— BEGIN DATASET ENTRIES —

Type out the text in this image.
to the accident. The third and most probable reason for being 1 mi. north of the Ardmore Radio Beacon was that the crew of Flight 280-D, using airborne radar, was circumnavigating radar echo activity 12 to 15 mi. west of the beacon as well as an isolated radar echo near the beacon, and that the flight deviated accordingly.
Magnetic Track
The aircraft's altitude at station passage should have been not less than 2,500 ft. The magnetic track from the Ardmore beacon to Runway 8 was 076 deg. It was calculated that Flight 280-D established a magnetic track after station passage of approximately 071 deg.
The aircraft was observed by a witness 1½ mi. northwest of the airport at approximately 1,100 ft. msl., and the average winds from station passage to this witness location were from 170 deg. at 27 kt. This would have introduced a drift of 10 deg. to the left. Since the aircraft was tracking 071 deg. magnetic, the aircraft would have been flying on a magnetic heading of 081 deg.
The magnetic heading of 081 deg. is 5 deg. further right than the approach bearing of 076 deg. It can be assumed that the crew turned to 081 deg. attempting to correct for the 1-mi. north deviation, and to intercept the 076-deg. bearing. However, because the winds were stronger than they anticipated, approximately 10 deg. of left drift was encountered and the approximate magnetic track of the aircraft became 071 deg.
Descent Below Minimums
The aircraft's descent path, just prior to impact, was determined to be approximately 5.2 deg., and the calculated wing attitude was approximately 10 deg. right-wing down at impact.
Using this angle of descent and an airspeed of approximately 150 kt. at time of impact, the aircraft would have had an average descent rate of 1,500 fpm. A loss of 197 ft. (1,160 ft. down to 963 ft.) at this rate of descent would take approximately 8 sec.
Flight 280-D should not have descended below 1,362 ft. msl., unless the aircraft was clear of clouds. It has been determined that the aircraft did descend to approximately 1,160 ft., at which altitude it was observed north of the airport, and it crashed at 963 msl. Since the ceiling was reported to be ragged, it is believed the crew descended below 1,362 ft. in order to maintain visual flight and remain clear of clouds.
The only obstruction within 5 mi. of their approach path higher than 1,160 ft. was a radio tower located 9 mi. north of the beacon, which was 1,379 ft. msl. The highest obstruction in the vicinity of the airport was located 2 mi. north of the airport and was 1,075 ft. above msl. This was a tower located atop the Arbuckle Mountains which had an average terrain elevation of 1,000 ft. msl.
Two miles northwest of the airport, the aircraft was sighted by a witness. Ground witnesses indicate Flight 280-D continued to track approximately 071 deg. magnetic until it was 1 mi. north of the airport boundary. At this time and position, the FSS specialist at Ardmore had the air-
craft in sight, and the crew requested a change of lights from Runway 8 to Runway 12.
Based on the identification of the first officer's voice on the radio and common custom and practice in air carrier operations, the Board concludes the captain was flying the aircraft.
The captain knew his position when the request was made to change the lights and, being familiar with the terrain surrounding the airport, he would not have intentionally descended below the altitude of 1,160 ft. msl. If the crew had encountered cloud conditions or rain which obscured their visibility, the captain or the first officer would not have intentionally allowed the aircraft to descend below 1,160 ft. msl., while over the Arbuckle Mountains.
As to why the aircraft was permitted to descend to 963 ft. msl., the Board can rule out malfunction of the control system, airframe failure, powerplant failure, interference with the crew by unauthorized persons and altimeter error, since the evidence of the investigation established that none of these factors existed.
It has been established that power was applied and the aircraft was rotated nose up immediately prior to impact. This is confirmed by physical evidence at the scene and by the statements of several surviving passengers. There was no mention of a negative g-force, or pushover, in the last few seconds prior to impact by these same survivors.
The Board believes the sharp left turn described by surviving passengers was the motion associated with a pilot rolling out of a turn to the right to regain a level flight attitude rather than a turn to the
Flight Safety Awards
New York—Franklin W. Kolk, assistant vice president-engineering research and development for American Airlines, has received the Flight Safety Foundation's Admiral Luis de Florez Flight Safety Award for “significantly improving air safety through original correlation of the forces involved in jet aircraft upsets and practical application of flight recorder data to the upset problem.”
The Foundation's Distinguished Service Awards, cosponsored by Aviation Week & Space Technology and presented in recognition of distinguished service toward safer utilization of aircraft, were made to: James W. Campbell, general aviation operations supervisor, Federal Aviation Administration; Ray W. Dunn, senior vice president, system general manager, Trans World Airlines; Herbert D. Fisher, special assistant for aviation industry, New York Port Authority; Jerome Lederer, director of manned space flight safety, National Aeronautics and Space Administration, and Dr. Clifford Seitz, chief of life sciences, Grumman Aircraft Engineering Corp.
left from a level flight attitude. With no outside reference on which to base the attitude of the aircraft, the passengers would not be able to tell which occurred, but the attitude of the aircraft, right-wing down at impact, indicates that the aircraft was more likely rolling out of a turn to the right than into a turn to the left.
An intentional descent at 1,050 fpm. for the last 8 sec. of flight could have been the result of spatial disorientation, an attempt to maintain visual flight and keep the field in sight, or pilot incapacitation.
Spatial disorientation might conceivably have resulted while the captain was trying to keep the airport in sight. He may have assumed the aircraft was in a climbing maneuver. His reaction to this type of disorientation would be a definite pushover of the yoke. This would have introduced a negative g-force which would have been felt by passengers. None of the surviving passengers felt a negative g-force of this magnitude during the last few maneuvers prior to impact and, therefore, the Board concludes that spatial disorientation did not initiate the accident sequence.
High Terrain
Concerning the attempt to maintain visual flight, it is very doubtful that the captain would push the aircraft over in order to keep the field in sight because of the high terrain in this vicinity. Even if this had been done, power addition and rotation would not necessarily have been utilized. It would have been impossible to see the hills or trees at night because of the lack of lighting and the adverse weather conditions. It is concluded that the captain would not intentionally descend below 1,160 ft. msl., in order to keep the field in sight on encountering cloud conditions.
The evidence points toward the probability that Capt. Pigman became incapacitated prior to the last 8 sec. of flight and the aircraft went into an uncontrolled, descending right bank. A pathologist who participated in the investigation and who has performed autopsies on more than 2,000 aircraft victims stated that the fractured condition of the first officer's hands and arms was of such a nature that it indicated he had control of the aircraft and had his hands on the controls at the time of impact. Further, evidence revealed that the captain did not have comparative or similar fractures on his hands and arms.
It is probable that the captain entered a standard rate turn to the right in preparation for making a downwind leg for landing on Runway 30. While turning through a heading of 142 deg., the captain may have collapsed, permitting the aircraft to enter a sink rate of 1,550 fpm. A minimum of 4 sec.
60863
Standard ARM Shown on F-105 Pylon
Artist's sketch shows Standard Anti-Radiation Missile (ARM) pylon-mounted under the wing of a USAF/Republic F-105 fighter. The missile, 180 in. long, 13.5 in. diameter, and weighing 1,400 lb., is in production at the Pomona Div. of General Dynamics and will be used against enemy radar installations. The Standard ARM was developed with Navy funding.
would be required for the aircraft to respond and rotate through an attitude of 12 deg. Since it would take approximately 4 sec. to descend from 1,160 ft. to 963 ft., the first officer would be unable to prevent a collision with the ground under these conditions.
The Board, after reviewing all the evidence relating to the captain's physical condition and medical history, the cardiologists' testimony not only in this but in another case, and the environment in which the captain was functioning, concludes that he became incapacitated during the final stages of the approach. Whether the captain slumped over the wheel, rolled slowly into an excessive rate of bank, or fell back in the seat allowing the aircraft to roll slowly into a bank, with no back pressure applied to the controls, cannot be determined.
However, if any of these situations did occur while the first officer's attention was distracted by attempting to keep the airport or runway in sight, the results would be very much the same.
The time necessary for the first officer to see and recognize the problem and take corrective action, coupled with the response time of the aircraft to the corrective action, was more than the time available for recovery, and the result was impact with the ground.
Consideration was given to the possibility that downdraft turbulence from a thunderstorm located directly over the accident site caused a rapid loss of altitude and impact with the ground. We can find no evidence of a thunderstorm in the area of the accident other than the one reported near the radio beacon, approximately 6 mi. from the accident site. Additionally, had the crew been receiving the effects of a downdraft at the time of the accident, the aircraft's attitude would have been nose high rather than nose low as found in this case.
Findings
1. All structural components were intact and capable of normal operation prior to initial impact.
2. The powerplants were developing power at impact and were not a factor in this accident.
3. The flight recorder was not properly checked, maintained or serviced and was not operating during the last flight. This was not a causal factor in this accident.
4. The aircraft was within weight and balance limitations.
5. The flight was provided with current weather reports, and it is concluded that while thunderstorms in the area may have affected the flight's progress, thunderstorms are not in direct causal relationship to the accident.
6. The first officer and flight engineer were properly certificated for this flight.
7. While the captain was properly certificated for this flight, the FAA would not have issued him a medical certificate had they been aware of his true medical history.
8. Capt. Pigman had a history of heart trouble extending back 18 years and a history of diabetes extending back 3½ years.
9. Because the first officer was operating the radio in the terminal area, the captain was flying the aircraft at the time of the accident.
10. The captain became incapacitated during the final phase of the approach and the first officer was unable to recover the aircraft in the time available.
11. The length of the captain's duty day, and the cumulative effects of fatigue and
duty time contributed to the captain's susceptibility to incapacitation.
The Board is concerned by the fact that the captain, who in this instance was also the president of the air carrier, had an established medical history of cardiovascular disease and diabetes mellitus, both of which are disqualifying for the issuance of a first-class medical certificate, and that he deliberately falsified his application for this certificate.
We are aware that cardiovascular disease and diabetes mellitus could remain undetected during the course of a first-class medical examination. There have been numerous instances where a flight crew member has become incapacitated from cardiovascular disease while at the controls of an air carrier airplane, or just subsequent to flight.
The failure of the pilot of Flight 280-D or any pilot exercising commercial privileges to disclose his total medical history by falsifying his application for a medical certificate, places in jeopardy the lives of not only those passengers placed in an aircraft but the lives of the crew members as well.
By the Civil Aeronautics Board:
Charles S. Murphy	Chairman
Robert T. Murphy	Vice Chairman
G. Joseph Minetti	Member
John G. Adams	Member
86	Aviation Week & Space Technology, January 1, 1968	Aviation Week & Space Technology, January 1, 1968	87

— END DATASET ENTRIES —

WHAT YOU SHOULD DO:
Reproduce each line holding the word "causal".

EXERCISE RESULT:
3. The flight recorder was not properly checked, maintained or serviced and was not operating during the last flight. This was not a causal factor in this accident.
5. The flight was provided with current weather reports, and it is concluded that while thunderstorms in the area may have affected the flight's progress, thunderstorms are not in direct causal relationship to the accident.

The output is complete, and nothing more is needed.